start Data for this task

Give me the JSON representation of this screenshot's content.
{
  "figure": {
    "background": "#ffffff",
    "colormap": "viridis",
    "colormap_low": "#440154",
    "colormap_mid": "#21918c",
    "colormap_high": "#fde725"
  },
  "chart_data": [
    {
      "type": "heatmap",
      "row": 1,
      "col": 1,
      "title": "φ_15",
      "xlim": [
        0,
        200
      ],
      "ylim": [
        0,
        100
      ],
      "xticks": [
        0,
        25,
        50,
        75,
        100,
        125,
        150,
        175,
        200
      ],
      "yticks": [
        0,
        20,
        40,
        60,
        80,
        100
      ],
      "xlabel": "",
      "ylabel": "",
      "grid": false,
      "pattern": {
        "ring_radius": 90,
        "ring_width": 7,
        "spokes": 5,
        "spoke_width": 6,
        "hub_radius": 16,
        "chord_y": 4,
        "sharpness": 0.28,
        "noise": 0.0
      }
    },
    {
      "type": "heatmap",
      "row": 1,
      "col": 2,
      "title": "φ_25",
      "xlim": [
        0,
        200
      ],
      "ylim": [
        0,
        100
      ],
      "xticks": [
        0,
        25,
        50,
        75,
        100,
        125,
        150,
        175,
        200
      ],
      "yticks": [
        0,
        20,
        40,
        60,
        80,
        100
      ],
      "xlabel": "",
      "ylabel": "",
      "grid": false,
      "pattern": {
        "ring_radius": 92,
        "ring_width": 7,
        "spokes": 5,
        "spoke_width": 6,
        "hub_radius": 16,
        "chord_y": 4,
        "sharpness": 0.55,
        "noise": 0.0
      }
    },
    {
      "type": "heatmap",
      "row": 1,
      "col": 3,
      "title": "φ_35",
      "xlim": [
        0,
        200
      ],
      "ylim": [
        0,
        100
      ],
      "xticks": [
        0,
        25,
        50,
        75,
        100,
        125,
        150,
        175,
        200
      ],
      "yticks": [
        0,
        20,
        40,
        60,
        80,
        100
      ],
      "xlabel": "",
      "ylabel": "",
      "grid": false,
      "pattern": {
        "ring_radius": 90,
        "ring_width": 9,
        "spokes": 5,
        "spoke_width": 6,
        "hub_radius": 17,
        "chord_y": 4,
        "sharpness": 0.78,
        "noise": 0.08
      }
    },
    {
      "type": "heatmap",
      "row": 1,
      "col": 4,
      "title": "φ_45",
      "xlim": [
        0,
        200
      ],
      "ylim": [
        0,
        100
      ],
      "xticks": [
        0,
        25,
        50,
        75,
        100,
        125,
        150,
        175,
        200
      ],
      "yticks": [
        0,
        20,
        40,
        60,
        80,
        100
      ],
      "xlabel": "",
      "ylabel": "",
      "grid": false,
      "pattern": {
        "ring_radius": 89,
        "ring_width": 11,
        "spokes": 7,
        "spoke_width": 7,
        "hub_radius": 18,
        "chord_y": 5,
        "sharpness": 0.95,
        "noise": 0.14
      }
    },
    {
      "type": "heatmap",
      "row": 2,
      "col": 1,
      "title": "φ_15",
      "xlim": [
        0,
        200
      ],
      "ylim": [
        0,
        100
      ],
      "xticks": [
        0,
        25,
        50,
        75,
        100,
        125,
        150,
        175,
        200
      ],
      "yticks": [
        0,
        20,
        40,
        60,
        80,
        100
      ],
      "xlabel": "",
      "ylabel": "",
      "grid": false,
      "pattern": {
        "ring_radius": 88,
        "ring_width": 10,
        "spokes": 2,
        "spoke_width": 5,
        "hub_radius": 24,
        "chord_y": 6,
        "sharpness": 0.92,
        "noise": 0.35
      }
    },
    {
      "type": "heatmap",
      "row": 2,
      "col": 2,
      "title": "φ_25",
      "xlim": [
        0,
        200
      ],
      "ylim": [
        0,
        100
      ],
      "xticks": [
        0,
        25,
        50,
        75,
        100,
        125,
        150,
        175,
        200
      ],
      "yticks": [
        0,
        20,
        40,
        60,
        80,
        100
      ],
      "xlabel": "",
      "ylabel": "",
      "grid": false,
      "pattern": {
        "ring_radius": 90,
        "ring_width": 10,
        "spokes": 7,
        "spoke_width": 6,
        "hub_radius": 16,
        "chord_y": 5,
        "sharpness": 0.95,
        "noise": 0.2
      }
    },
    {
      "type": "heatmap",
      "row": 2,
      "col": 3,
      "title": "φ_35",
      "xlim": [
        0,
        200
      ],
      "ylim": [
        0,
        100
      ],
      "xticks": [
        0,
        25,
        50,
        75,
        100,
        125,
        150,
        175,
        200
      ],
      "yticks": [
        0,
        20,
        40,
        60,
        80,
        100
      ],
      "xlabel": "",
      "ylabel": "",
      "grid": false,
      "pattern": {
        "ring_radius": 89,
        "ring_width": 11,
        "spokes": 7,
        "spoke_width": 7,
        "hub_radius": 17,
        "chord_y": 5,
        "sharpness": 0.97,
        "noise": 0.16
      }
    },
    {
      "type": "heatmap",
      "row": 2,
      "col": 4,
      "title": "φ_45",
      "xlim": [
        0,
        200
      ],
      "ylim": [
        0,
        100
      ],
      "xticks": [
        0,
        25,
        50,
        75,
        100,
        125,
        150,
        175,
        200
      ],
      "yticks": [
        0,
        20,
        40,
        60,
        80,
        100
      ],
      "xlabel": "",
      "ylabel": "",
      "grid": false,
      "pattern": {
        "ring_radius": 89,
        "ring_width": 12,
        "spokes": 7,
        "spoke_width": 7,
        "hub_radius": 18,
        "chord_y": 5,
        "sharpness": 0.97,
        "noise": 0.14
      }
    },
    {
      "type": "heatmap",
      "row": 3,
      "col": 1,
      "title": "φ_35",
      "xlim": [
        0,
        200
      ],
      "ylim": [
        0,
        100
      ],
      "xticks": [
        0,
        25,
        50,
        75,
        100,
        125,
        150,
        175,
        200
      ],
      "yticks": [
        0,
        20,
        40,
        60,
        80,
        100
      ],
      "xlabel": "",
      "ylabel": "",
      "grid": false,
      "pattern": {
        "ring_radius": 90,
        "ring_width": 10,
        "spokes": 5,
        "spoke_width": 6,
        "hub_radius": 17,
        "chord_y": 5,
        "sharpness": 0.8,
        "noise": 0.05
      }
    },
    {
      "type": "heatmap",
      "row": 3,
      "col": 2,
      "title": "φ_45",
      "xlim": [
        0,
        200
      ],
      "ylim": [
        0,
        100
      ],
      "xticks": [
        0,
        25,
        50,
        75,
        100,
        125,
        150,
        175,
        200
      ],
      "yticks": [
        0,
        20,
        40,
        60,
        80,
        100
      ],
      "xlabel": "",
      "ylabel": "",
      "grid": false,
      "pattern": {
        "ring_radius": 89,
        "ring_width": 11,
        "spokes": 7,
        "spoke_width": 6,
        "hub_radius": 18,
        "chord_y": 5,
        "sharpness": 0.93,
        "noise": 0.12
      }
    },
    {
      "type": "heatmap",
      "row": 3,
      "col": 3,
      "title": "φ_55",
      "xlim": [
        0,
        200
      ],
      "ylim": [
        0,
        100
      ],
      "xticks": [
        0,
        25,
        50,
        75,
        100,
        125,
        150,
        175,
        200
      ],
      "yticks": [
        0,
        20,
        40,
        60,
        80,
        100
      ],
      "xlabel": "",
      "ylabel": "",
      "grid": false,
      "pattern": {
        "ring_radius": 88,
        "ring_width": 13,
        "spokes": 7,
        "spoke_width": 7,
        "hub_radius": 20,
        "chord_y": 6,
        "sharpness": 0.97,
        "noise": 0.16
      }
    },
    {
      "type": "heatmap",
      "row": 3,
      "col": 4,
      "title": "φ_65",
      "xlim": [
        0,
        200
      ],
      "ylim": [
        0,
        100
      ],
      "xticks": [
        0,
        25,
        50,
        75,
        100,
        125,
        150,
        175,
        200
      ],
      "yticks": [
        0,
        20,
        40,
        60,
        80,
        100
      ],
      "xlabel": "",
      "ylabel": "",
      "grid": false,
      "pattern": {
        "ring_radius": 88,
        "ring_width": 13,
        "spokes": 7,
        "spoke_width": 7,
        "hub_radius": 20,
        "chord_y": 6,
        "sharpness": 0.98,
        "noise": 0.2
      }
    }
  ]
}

end Data for this task

- What needs to be done -
Say, as a number only, how many lines of the data contain "sharpness".

- Written answer -
12